==== Stored rows
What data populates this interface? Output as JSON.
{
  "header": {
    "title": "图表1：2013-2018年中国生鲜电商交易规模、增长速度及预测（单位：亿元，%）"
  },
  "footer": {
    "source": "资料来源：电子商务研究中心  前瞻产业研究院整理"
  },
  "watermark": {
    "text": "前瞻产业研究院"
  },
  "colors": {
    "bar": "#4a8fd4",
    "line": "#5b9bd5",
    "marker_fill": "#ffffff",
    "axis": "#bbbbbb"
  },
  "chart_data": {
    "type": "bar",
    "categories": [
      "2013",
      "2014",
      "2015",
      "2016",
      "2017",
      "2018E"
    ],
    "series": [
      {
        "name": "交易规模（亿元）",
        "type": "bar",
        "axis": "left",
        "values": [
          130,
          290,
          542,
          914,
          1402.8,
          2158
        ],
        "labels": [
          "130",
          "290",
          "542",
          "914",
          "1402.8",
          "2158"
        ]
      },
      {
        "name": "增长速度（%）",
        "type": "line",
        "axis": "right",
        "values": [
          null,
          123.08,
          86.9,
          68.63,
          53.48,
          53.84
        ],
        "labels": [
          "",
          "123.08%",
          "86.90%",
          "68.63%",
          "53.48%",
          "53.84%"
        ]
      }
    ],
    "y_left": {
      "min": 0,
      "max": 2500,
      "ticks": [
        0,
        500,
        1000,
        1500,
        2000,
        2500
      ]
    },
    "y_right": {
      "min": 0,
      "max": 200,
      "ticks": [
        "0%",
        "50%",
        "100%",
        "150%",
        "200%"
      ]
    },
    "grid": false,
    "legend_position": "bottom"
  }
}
========
» Task objective: Return every record, word for word.

» Output of the exercise:
What data populates this interface? Output as JSON.
{
  "header": {
    "title": "图表1：2013-2018年中国生鲜电商交易规模、增长速度及预测（单位：亿元，%）"
  },
  "footer": {
    "source": "资料来源：电子商务研究中心  前瞻产业研究院整理"
  },
  "watermark": {
    "text": "前瞻产业研究院"
  },
  "colors": {
    "bar": "#4a8fd4",
    "line": "#5b9bd5",
    "marker_fill": "#ffffff",
    "axis": "#bbbbbb"
  },
  "chart_data": {
    "type": "bar",
    "categories": [
      "2013",
      "2014",
      "2015",
      "2016",
      "2017",
      "2018E"
    ],
    "series": [
      {
        "name": "交易规模（亿元）",
        "type": "bar",
        "axis": "left",
        "values": [
          130,
          290,
          542,
          914,
          1402.8,
          2158
        ],
        "labels": [
          "130",
          "290",
          "542",
          "914",
          "1402.8",
          "2158"
        ]
      },
      {
        "name": "增长速度（%）",
        "type": "line",
        "axis": "right",
        "values": [
          null,
          123.08,
          86.9,
          68.63,
          53.48,
          53.84
        ],
        "labels": [
          "",
          "123.08%",
          "86.90%",
          "68.63%",
          "53.48%",
          "53.84%"
        ]
      }
    ],
    "y_left": {
      "min": 0,
      "max": 2500,
      "ticks": [
        0,
        500,
        1000,
        1500,
        2000,
        2500
      ]
    },
    "y_right": {
      "min": 0,
      "max": 200,
      "ticks": [
        "0%",
        "50%",
        "100%",
        "150%",
        "200%"
      ]
    },
    "grid": false,
    "legend_position": "bottom"
  }
}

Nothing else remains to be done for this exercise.